Source records ::

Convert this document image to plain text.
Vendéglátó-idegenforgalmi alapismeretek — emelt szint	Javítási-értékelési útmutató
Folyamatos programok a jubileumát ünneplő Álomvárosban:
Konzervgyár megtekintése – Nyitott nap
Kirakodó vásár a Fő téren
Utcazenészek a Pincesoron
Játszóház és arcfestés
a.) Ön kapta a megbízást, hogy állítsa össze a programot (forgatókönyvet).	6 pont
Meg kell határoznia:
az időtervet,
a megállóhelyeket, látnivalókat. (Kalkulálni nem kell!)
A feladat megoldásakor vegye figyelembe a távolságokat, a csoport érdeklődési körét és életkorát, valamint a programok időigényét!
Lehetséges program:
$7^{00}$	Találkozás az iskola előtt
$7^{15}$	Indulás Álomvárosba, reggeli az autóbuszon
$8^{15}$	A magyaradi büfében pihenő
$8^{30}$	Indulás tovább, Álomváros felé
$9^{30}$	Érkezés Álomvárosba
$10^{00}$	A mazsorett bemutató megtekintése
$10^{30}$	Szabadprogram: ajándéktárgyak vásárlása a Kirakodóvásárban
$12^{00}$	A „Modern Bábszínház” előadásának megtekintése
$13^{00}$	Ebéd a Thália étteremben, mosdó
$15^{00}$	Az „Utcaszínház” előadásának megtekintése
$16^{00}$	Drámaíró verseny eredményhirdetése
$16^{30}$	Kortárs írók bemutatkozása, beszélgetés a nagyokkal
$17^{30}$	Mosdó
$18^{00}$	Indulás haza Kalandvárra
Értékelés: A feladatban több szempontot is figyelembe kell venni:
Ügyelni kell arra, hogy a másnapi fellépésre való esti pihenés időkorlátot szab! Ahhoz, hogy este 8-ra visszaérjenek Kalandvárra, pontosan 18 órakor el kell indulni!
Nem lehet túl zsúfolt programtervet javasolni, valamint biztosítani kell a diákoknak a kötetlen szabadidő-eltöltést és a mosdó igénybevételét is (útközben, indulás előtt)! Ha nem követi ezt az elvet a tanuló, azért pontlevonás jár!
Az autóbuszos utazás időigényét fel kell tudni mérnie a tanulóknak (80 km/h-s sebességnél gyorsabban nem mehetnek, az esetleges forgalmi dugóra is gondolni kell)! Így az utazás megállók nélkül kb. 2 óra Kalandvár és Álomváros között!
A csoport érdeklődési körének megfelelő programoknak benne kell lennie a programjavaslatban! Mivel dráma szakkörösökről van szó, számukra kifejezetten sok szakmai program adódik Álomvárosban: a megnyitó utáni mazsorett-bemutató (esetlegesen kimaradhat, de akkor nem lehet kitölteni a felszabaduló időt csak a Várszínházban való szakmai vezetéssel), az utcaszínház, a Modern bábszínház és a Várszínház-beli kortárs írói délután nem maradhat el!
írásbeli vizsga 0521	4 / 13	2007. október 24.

WORK TO BE COMPLETED ::
Using the records above, list each line that includes "Modern".

REPLY ::
$12^{00}$	A „Modern Bábszínház” előadásának megtekintése
A csoport érdeklődési körének megfelelő programoknak benne kell lennie a programjavaslatban! Mivel dráma szakkörösökről van szó, számukra kifejezetten sok szakmai program adódik Álomvárosban: a megnyitó utáni mazsorett-bemutató (esetlegesen kimaradhat, de akkor nem lehet kitölteni a felszabaduló időt csak a Várszínházban való szakmai vezetéssel), az utcaszínház, a Modern bábszínház és a Várszínház-beli kortárs írói délután nem maradhat el!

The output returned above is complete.